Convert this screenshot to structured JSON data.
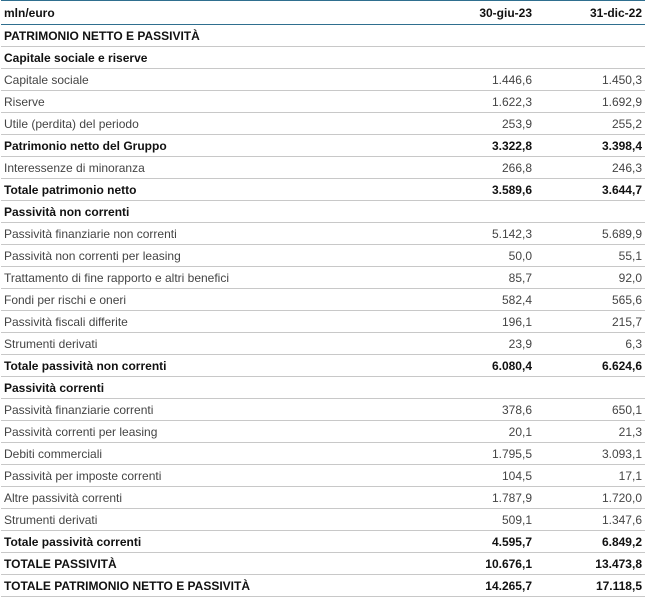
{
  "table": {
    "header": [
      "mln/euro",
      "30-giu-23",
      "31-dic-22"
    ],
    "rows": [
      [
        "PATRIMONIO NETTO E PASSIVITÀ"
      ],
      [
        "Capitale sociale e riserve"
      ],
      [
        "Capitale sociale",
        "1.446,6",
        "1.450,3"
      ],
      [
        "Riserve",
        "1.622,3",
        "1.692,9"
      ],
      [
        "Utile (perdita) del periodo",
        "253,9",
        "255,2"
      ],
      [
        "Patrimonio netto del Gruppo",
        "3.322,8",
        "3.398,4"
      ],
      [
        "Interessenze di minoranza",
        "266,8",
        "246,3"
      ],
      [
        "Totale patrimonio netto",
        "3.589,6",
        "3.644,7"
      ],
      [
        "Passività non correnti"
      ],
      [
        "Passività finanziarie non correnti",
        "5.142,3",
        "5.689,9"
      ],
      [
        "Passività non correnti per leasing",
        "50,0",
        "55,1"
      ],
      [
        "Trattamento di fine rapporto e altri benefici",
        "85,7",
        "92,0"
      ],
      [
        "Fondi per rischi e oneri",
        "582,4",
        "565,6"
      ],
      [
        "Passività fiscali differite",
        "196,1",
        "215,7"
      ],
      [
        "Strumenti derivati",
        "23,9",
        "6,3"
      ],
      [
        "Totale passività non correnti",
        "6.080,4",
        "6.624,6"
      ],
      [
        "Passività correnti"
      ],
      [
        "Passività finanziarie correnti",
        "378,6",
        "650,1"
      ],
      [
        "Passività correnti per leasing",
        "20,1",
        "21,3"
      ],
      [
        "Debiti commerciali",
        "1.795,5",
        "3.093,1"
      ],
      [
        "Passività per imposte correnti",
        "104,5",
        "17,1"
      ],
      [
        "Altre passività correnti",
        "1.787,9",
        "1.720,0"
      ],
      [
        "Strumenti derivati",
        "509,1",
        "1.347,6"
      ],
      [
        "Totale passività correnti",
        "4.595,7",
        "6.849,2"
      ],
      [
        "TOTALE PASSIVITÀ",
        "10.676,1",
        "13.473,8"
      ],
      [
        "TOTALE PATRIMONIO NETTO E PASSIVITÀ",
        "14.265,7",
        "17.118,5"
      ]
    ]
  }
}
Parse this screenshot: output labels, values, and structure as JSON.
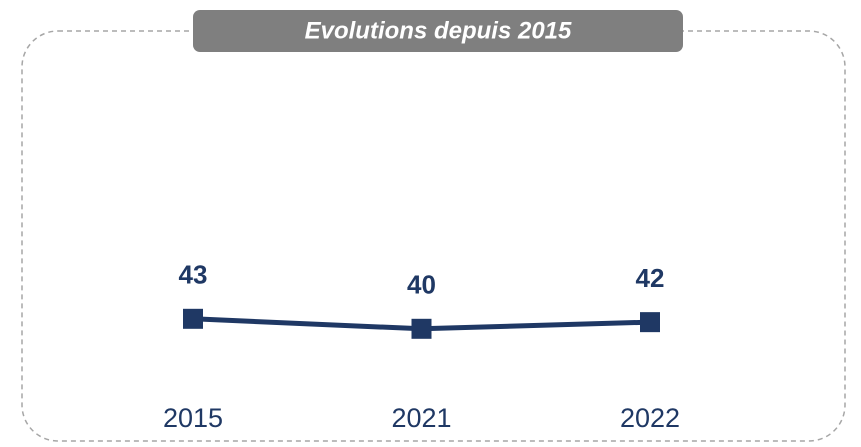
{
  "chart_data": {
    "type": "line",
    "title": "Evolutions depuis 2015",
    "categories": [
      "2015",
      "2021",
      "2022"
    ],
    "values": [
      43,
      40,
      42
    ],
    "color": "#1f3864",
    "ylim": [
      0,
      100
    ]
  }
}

● Exercise:
Each line of the data should be quoted exactly, with pictures left out.

● Exercise solution:
Convert this screenshot to structured JSON data.
{
  "table": {
    "header": [
      "mln/euro",
      "30-giu-23",
      "31-dic-22"
    ],
    "rows": [
      [
        "PATRIMONIO NETTO E PASSIVITÀ"
      ],
      [
        "Capitale sociale e riserve"
      ],
      [
        "Capitale sociale",
        "1.446,6",
        "1.450,3"
      ],
      [
        "Riserve",
        "1.622,3",
        "1.692,9"
      ],
      [
        "Utile (perdita) del periodo",
        "253,9",
        "255,2"
      ],
      [
        "Patrimonio netto del Gruppo",
        "3.322,8",
        "3.398,4"
      ],
      [
        "Interessenze di minoranza",
        "266,8",
        "246,3"
      ],
      [
        "Totale patrimonio netto",
        "3.589,6",
        "3.644,7"
      ],
      [
        "Passività non correnti"
      ],
      [
        "Passività finanziarie non correnti",
        "5.142,3",
        "5.689,9"
      ],
      [
        "Passività non correnti per leasing",
        "50,0",
        "55,1"
      ],
      [
        "Trattamento di fine rapporto e altri benefici",
        "85,7",
        "92,0"
      ],
      [
        "Fondi per rischi e oneri",
        "582,4",
        "565,6"
      ],
      [
        "Passività fiscali differite",
        "196,1",
        "215,7"
      ],
      [
        "Strumenti derivati",
        "23,9",
        "6,3"
      ],
      [
        "Totale passività non correnti",
        "6.080,4",
        "6.624,6"
      ],
      [
        "Passività correnti"
      ],
      [
        "Passività finanziarie correnti",
        "378,6",
        "650,1"
      ],
      [
        "Passività correnti per leasing",
        "20,1",
        "21,3"
      ],
      [
        "Debiti commerciali",
        "1.795,5",
        "3.093,1"
      ],
      [
        "Passività per imposte correnti",
        "104,5",
        "17,1"
      ],
      [
        "Altre passività correnti",
        "1.787,9",
        "1.720,0"
      ],
      [
        "Strumenti derivati",
        "509,1",
        "1.347,6"
      ],
      [
        "Totale passività correnti",
        "4.595,7",
        "6.849,2"
      ],
      [
        "TOTALE PASSIVITÀ",
        "10.676,1",
        "13.473,8"
      ],
      [
        "TOTALE PATRIMONIO NETTO E PASSIVITÀ",
        "14.265,7",
        "17.118,5"
      ]
    ]
  }
}
Parse this screenshot: output labels, values, and structure as JSON.
{
  "chart_data": {
    "type": "line",
    "title": "Evolutions depuis 2015",
    "categories": [
      "2015",
      "2021",
      "2022"
    ],
    "values": [
      43,
      40,
      42
    ],
    "color": "#1f3864",
    "ylim": [
      0,
      100
    ]
  }
}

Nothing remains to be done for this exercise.